Consigne 1 >>
Traduisez en anglais la phrase suivante du texte sur I Wanna Be the Guy : « Ce n'est pas de la mauvaise volonté : c'est une impasse matérielle qui participe, pleinement, à sa légende. »
Consigne 2 >>
Rédigez la suite du texte sur I Wanna Be the Guy, en reprenant juste après sa dernière phrase.

Extrait du document >>

 

   De tous les jeux que j'ai pu posséder, de tous ceux auxquels j'ai pu m'essayer, I Wanna Be the Guy fait partie des rares que je n'ai jamais, jamais pu terminer. Même Super Meat Boy, bien difficile et qui s'inspire beaucoup de celui-ci, finit par céder ; même Ghosts'n Goblins, réputé pourtant chez les émérites, me reconnut, un matin, comme un des siens ; même les Castlevania, à présent, me craignent et m'adorent tout à fois, tout comme je puis les craindre et les adorer. 

   I Wanna Be the Guy, en revanche, me résista et me résiste encore. Pire, je sais pertinemment qu'il ne s'agit pas ici de patience ni de temps, d'énergie : je suis, humainement, physiquement, spirituellement, incapable de parvenir au bout de la forteresse du Guy, et de le vaincre enfin. Demande-t-on à un poisson de grimper aux arbres, à un chien de miauler, au ciel d'entier se contenir dans un verre ? Ce n'est pas de la mauvaise volonté : c'est une impasse matérielle qui participe, pleinement, à sa légende.

   Du jeu de Monsieur O'Reilly, l'on retient généralement deux traits majeurs : sa difficulté cruelle d'une part, sa sur-référentialité de l'autre. Je fis de même, jadis ; mais, alors que j'y revenais il y a peu, je me rendis compte qu'il y avait là bien davantage que des coups de coude dans les côtes et des clins d'œil appuyés aux connaisseurs. Il y a, surtout, un véritable amour du niveau et du design bien fait, qui sait jouer autant avec nos habitudes vieillies qu'avec les apprentissages forcées des nouveaux venus. Je l'évoquais dans l'article de Grospixels dont je parlais à l'instant : les joueurs, peut-être davantage que les lecteurs, les cinéphiles, les mélomanes, sont tout portés vers le connu, et je gage que nous aimons moins la nouveauté qu'ailleurs. Sans aller jusqu'à nous dire réactionnaires, nous avons sans doute peur du changement.

Données extraites >>
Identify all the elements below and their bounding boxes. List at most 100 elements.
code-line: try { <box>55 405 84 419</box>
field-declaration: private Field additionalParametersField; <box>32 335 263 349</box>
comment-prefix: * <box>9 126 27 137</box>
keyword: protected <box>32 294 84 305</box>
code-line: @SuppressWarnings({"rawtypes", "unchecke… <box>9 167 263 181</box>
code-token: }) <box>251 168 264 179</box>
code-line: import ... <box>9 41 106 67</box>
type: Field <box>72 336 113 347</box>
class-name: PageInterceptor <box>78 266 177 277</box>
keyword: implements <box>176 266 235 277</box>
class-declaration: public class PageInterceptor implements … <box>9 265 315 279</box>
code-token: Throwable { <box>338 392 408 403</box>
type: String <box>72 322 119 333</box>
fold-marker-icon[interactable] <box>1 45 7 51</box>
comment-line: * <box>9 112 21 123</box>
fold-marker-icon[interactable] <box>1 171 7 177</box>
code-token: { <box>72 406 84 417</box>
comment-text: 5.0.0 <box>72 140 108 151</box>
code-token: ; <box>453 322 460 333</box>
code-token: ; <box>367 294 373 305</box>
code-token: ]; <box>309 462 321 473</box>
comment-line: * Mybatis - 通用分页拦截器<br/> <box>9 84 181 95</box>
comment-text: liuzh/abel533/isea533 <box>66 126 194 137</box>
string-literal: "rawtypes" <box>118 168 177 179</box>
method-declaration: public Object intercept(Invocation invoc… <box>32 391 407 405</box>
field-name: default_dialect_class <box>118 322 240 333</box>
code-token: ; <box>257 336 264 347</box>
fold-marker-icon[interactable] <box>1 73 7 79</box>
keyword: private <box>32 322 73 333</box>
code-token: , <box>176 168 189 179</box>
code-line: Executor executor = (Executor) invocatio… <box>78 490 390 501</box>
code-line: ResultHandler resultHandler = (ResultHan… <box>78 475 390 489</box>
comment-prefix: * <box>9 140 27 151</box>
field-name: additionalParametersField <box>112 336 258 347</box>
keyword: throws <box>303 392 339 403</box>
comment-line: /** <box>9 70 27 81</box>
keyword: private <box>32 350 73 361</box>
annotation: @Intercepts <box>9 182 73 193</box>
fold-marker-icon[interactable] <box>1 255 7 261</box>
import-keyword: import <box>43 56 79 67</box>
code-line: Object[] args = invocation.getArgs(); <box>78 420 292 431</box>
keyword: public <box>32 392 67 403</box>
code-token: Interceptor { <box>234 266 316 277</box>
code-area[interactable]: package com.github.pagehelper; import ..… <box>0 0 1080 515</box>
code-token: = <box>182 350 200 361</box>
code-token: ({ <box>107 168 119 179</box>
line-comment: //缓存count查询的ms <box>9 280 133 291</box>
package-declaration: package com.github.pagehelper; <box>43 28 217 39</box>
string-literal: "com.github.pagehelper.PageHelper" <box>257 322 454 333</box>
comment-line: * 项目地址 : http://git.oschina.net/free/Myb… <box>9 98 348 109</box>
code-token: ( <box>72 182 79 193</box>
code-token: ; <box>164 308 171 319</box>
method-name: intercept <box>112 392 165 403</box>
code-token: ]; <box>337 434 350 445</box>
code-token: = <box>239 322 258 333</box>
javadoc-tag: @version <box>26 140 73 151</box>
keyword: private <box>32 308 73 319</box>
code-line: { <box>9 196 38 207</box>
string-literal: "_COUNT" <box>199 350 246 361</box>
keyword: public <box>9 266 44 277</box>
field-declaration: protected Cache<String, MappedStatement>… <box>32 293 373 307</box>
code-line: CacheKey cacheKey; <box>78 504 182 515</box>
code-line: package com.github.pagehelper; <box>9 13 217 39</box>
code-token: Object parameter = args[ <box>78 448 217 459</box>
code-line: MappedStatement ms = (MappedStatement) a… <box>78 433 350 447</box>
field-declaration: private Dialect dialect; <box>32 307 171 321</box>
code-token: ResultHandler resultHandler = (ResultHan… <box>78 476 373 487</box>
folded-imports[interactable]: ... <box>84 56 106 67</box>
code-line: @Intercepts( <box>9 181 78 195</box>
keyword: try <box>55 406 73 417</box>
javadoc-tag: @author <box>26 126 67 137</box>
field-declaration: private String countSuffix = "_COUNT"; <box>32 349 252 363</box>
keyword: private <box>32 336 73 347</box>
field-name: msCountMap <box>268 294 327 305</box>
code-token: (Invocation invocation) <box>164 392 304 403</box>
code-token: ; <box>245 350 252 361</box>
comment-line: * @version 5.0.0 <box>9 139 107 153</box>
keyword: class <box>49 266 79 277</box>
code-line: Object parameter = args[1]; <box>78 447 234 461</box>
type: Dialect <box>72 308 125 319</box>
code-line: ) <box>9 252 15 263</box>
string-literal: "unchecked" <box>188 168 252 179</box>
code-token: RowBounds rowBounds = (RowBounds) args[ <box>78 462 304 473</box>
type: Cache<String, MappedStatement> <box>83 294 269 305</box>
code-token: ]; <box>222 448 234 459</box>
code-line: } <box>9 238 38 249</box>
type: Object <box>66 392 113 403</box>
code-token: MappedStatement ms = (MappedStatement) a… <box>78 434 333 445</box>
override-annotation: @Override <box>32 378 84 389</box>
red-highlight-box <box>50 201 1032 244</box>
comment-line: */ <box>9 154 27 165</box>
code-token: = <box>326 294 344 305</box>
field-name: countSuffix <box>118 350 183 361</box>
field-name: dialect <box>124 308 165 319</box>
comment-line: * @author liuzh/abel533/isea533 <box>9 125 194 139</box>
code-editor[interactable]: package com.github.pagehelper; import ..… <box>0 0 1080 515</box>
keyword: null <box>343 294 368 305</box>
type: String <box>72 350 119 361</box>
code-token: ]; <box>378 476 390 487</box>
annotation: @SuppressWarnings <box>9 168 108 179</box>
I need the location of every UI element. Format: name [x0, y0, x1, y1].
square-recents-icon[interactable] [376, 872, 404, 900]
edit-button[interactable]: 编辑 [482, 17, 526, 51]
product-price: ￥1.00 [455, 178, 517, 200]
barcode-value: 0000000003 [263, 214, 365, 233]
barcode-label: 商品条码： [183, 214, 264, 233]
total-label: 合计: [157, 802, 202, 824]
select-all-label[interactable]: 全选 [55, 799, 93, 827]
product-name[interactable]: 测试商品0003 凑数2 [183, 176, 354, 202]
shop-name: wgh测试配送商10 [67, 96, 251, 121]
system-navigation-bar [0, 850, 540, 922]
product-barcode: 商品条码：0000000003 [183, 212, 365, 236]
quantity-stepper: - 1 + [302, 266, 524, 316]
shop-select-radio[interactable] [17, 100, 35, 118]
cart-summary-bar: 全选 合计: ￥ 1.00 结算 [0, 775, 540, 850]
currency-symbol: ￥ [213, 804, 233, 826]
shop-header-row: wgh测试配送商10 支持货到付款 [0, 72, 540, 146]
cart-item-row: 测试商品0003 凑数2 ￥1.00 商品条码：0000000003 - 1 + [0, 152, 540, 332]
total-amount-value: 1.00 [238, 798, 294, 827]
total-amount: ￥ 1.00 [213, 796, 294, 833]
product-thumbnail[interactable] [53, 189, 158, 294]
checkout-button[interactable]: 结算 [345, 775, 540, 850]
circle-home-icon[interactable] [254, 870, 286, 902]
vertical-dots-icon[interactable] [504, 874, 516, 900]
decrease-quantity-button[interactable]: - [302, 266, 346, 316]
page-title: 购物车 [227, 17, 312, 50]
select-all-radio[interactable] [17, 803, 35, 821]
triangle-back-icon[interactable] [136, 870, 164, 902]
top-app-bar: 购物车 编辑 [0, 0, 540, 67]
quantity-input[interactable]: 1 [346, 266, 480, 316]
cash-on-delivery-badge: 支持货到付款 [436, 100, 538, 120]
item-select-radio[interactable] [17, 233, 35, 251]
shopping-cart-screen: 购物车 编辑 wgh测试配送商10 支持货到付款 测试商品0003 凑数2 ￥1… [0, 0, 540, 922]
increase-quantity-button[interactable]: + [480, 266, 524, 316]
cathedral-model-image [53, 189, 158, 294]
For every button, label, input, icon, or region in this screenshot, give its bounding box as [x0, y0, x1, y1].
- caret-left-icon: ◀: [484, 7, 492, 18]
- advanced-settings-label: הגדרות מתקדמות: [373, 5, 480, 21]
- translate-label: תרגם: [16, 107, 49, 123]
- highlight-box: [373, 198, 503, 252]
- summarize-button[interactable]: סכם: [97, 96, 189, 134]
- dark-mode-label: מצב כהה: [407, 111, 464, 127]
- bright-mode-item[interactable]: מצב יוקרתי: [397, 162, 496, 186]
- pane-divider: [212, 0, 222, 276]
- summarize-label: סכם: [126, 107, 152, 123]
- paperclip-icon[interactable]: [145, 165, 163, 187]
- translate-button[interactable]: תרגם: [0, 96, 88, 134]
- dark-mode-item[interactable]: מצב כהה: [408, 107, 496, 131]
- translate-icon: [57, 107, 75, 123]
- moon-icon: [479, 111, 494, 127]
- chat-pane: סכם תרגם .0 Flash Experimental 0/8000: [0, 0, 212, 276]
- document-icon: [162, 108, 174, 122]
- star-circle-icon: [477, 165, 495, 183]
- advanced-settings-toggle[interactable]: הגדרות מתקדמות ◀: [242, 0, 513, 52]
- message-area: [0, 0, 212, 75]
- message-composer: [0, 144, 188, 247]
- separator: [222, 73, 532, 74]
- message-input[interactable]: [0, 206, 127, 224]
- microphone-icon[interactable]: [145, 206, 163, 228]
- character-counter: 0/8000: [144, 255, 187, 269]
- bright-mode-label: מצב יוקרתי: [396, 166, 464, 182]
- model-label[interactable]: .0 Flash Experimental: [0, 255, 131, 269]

Réponse finale 1 >>
It is not a lack of goodwill: it is a material dead end that fully contributes to its legend.

Réponse finale 2 >>
   Les révolutions, peut-être parce que nous en avons tant connues, ne nous bouleversent point ; les histoires, parce qu'elles ont souvent été simplistes, ne nous plaisent que dans leur manichéisme ; nous voulons que le bouton vert serve à sauter, que le rouge tire l'arme principale, le jaune l'arme secondaire et nous nous méfions, encore à présent et malgré certaines réussites, du tactile, du dynamique et du reste. I Wanna Be the Guy de venir, et de rire de nos travers. Nous connaissons ; eh bien, nous dé-connaîtrons, dans la douleur, la colère et la folie.

   On prête également à IWBTG un rôle de précurseur, et il est vrai qu'il se place loin avant cette mouvance des jeux de plates-formes cruels et odieux, les Battle Kid, les Give Up, les Cloudberry Kingdom, qui se rapprochent en réalité davantage, génériquement parlant, des rhythm games que de la plate-forme pure et dure. Il y en a eu auparavant, Ghosts'n GoblinsCastlevania que je citais, d'autres encore, ne serait-ce que Super Mario Bros 2 (Lost Levels) pour revenir, une fois dernière, au père fondateur. Mais IWBTG ajoute à tous ces ancêtres, et à tous ses épigones, une sincère roublardise qui ne confine jamais à la technicité.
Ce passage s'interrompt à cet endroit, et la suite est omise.